WHAT IS ASKED: Please state how many lines in the records contain the string "hardcore", with no words besides the number.

— START OF SOURCE DATA —

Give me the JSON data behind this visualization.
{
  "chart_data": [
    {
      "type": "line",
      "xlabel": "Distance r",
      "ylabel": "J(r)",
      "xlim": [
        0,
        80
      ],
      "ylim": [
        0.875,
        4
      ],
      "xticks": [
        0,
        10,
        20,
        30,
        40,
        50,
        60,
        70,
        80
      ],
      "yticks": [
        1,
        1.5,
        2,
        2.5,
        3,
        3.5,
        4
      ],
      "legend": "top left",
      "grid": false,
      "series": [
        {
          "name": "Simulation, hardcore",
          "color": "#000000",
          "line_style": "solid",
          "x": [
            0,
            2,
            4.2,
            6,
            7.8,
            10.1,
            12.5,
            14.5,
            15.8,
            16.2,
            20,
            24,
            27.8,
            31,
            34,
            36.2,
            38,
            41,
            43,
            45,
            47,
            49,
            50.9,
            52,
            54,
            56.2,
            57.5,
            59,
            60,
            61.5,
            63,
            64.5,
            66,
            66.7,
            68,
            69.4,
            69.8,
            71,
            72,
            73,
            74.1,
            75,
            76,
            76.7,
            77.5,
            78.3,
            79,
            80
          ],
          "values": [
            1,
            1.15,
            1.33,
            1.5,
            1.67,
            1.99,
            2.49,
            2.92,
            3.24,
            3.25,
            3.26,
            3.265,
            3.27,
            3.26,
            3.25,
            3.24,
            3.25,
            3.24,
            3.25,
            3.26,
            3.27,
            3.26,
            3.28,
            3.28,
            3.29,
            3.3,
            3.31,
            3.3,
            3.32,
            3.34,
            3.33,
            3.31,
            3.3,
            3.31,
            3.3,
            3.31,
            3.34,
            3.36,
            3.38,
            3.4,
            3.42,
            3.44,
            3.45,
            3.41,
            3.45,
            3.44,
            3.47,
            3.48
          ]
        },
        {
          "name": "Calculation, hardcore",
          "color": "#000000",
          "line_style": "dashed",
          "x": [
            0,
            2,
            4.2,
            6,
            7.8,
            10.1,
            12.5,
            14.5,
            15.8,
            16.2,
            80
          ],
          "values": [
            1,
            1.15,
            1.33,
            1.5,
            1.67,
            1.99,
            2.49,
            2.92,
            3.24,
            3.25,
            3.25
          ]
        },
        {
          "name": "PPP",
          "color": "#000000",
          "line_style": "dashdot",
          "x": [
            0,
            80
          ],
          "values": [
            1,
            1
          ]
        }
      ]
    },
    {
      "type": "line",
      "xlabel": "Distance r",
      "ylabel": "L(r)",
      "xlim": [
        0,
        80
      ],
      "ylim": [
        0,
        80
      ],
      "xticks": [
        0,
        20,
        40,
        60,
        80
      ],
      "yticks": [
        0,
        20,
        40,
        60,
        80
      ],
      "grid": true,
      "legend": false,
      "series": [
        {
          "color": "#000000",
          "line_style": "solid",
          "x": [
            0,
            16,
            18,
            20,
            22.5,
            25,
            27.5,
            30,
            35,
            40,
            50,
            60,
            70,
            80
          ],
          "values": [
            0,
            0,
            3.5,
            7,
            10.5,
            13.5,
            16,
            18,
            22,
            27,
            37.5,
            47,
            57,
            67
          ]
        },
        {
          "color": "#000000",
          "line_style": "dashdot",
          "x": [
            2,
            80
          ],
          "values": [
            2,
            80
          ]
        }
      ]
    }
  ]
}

— END OF SOURCE DATA —

REPLY TO THE EXERCISE: 2